● Stated goal
Without including the pictures, copy out every line below.

***** Data section

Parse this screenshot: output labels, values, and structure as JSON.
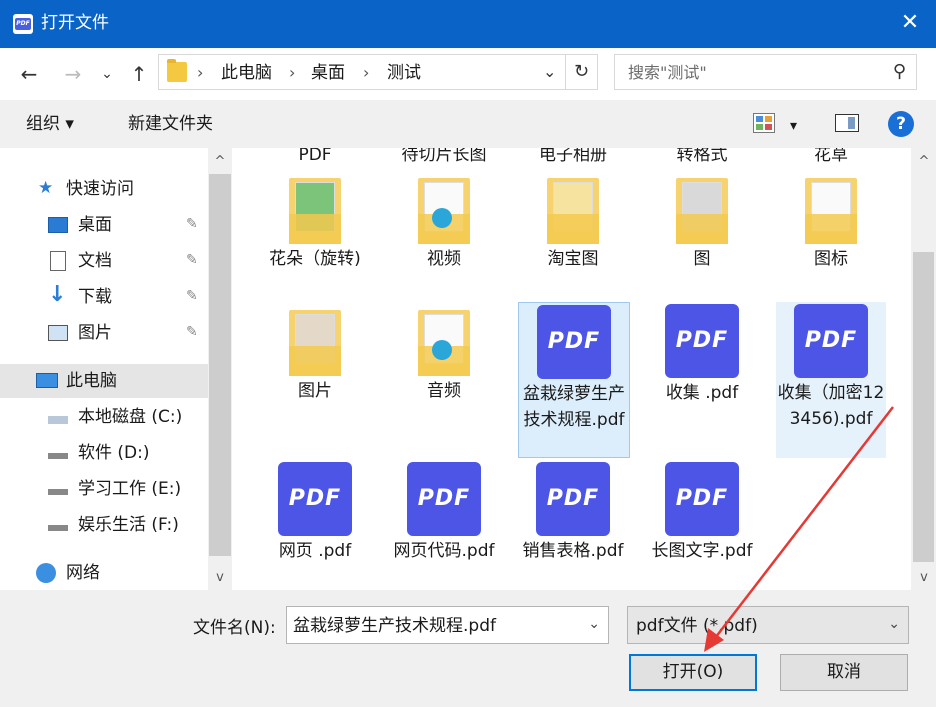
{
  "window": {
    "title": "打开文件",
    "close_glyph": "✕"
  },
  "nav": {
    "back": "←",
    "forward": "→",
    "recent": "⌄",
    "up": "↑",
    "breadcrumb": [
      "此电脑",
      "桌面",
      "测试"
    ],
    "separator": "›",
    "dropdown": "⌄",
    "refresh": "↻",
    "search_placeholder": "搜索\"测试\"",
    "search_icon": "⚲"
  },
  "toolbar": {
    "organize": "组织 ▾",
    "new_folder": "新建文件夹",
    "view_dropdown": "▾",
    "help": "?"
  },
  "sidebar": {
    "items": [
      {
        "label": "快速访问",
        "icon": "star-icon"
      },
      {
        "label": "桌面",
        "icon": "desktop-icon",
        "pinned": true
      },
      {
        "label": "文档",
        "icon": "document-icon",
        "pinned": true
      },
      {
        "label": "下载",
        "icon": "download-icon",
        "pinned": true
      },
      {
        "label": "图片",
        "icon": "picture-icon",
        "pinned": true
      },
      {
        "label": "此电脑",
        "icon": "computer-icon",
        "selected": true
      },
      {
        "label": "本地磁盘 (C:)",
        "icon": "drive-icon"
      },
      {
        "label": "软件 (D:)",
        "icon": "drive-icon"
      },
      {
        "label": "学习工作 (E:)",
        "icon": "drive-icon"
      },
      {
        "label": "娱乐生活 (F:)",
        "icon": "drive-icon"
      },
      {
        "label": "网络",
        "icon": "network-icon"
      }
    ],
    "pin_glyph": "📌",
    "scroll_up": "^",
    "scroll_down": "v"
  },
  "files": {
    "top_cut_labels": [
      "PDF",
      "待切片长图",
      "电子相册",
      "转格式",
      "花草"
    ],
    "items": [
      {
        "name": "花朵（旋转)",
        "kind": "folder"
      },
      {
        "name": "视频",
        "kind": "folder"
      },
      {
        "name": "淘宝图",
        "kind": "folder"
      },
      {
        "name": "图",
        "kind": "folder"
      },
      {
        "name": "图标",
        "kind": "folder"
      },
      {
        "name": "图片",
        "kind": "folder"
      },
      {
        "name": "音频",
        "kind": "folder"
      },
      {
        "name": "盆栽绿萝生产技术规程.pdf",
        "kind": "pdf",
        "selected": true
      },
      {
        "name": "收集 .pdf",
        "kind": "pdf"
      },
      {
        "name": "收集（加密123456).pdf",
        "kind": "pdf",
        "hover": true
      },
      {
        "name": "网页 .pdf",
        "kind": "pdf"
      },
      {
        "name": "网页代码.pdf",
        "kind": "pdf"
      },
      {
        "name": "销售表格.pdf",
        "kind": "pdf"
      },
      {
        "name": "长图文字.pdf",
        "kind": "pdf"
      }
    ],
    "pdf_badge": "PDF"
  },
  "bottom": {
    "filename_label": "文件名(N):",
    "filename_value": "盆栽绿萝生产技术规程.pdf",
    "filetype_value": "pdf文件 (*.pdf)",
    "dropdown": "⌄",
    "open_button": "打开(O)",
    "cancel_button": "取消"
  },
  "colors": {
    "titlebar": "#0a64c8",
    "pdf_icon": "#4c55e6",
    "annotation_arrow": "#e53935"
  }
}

**********

● Complete answer
Parse this screenshot: output labels, values, and structure as JSON.
{
  "window": {
    "title": "打开文件",
    "close_glyph": "✕"
  },
  "nav": {
    "back": "←",
    "forward": "→",
    "recent": "⌄",
    "up": "↑",
    "breadcrumb": [
      "此电脑",
      "桌面",
      "测试"
    ],
    "separator": "›",
    "dropdown": "⌄",
    "refresh": "↻",
    "search_placeholder": "搜索\"测试\"",
    "search_icon": "⚲"
  },
  "toolbar": {
    "organize": "组织 ▾",
    "new_folder": "新建文件夹",
    "view_dropdown": "▾",
    "help": "?"
  },
  "sidebar": {
    "items": [
      {
        "label": "快速访问",
        "icon": "star-icon"
      },
      {
        "label": "桌面",
        "icon": "desktop-icon",
        "pinned": true
      },
      {
        "label": "文档",
        "icon": "document-icon",
        "pinned": true
      },
      {
        "label": "下载",
        "icon": "download-icon",
        "pinned": true
      },
      {
        "label": "图片",
        "icon": "picture-icon",
        "pinned": true
      },
      {
        "label": "此电脑",
        "icon": "computer-icon",
        "selected": true
      },
      {
        "label": "本地磁盘 (C:)",
        "icon": "drive-icon"
      },
      {
        "label": "软件 (D:)",
        "icon": "drive-icon"
      },
      {
        "label": "学习工作 (E:)",
        "icon": "drive-icon"
      },
      {
        "label": "娱乐生活 (F:)",
        "icon": "drive-icon"
      },
      {
        "label": "网络",
        "icon": "network-icon"
      }
    ],
    "pin_glyph": "📌",
    "scroll_up": "^",
    "scroll_down": "v"
  },
  "files": {
    "top_cut_labels": [
      "PDF",
      "待切片长图",
      "电子相册",
      "转格式",
      "花草"
    ],
    "items": [
      {
        "name": "花朵（旋转)",
        "kind": "folder"
      },
      {
        "name": "视频",
        "kind": "folder"
      },
      {
        "name": "淘宝图",
        "kind": "folder"
      },
      {
        "name": "图",
        "kind": "folder"
      },
      {
        "name": "图标",
        "kind": "folder"
      },
      {
        "name": "图片",
        "kind": "folder"
      },
      {
        "name": "音频",
        "kind": "folder"
      },
      {
        "name": "盆栽绿萝生产技术规程.pdf",
        "kind": "pdf",
        "selected": true
      },
      {
        "name": "收集 .pdf",
        "kind": "pdf"
      },
      {
        "name": "收集（加密123456).pdf",
        "kind": "pdf",
        "hover": true
      },
      {
        "name": "网页 .pdf",
        "kind": "pdf"
      },
      {
        "name": "网页代码.pdf",
        "kind": "pdf"
      },
      {
        "name": "销售表格.pdf",
        "kind": "pdf"
      },
      {
        "name": "长图文字.pdf",
        "kind": "pdf"
      }
    ],
    "pdf_badge": "PDF"
  },
  "bottom": {
    "filename_label": "文件名(N):",
    "filename_value": "盆栽绿萝生产技术规程.pdf",
    "filetype_value": "pdf文件 (*.pdf)",
    "dropdown": "⌄",
    "open_button": "打开(O)",
    "cancel_button": "取消"
  },
  "colors": {
    "titlebar": "#0a64c8",
    "pdf_icon": "#4c55e6",
    "annotation_arrow": "#e53935"
  }
}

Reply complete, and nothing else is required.